Written exercise A
List every party that the termination clause refers to by name.
Written exercise B
Proceed with the termination clause from the point where it stops.

Begin Passage provided

11 	Termination.  This Agreement may be terminated:

        		a.	By mutual consent of the parties;

          b.  By any party to this Agreement if the Closing shall 
not have occurred on or before December 31, 1998; provided, however, 
that a party who is then in breach of any of its representations, 
warranties, covenants or agreements under this Agreement in any material 
respect may not exercise such right of termination if it has received 
notice from the non-breaching party that the non-breaching party is 
seeking specific performance of the breaching Party's obligations under 
this Agreement; provided further, however, that no such termination 
shall relieve the breaching party from liability for a breach that 
occurs prior to such termination; 

          c.  By ICB or NB&T if any event occurs which, in the 
reasonable opinion of the Board of Directors of ICB or NB&T, would 
preclude satisfaction of any of the conditions set forth in Section 
10.a. of this Agreement; and

          d.  By Agency if any event occurs which, in the reasonable 
opinion of the Board of Directors of Agency, would preclude satisfaction 
of any of the conditions set forth in Section 10.b. of this Agreement.

End Passage provided
Begin Provided information

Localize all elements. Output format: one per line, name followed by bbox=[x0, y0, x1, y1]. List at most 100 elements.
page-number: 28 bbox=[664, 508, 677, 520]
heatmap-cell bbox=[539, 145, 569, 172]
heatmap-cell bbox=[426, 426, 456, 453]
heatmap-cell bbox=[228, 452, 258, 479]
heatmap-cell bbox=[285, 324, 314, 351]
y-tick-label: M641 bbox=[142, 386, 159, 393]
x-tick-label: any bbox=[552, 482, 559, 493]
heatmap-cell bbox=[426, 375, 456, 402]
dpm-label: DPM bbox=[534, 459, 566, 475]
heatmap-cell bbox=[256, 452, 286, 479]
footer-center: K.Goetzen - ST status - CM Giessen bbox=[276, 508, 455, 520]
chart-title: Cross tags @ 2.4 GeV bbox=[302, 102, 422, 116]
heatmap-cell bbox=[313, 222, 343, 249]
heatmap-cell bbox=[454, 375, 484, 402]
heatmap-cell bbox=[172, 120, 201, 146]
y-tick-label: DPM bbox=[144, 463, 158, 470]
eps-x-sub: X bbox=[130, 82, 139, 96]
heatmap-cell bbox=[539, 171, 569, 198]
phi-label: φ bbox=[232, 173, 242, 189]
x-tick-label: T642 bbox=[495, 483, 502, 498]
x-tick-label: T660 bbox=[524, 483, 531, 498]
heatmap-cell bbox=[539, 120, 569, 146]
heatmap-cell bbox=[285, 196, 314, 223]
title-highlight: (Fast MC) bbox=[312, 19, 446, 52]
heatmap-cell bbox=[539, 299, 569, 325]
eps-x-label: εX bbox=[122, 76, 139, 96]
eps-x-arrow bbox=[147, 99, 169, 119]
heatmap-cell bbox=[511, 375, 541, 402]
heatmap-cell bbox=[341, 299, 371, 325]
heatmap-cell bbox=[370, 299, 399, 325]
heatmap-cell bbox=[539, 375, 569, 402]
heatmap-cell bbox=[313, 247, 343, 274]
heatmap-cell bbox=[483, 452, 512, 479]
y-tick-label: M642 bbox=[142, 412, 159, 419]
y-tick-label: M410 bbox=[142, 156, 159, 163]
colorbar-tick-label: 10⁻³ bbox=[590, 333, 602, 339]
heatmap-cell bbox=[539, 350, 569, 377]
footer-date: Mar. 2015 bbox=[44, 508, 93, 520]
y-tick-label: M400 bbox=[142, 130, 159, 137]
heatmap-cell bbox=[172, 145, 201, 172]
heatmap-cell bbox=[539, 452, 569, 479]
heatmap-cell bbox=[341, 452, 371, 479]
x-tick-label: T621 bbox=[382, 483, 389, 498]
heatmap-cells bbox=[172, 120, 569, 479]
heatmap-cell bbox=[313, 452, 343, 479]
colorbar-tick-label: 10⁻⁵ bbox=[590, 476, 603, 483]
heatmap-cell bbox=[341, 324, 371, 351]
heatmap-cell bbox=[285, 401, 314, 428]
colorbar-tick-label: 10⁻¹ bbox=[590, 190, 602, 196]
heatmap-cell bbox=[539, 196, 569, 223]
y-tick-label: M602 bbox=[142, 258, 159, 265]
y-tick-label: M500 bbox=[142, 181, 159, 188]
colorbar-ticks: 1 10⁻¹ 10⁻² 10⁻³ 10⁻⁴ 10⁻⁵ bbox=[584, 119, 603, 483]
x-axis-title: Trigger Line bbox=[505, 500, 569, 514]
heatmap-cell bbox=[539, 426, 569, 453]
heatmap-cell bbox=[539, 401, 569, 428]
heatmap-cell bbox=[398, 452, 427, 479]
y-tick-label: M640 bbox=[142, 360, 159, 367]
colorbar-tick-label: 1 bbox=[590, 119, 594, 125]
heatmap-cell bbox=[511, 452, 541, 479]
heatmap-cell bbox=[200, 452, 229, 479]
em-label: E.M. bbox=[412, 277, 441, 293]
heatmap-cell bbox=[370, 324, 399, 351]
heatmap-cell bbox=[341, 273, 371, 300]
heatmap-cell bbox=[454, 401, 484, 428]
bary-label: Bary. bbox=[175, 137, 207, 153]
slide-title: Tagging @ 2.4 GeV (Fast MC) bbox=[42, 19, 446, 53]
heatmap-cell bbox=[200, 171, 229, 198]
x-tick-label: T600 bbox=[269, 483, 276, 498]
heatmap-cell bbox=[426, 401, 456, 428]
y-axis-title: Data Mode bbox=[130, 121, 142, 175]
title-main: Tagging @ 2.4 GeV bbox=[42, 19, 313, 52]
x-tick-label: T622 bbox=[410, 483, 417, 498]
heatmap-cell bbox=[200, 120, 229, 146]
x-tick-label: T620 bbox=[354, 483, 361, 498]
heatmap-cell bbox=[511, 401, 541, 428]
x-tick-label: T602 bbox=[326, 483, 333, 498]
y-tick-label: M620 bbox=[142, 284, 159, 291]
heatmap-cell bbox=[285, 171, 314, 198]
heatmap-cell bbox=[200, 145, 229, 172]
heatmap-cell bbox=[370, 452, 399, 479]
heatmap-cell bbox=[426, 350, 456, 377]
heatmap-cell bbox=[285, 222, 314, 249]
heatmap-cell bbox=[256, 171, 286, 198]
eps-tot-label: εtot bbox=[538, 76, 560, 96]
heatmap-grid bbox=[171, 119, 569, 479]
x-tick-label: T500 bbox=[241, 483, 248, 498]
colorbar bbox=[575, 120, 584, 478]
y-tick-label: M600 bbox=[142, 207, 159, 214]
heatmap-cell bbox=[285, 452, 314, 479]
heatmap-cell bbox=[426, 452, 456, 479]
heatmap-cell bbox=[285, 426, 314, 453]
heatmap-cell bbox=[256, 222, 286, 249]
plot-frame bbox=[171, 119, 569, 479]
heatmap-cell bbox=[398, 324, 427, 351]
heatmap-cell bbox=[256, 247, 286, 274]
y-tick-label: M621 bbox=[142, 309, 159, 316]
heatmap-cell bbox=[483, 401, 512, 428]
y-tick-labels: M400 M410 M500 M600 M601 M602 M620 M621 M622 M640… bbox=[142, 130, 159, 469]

End Provided information

Written reply A
ICB, NB&T, Agency

Written reply B
<PAGE>

12.  Notice of Termination.  In order to terminate this Agreement 
pursuant to Section 11 of this Agreement, the party so acting shall give 
written notice of such termination to all other parties.  This Agreement 
shall terminate on the date such notice is given.

          a.  Effect of Termination.  In the event of the 
termination of this Agreement, the provisions of this Agreement shall 
become void and have no effect; provided, however, that (1) the 
provisions set forth in Section 9.i. and Section 9.j. of this Agreement 
shall survive such termination and shall remain in full force and 
effect, and (2) a termination of this Agreement shall not affect the 
liability of any party for an uncured breach of any term or condition of 
this Agreement.

          b.  Amendment.  This Agreement may be amended at any time 
only by an instrument in writing signed on behalf of each of the parties 
hereto.

          c.  Waiver.  Any term or provision of this Agreement may 
be waived in writing at any time by the party which is, or whose 
shareholders are, entitled to the benefits thereof.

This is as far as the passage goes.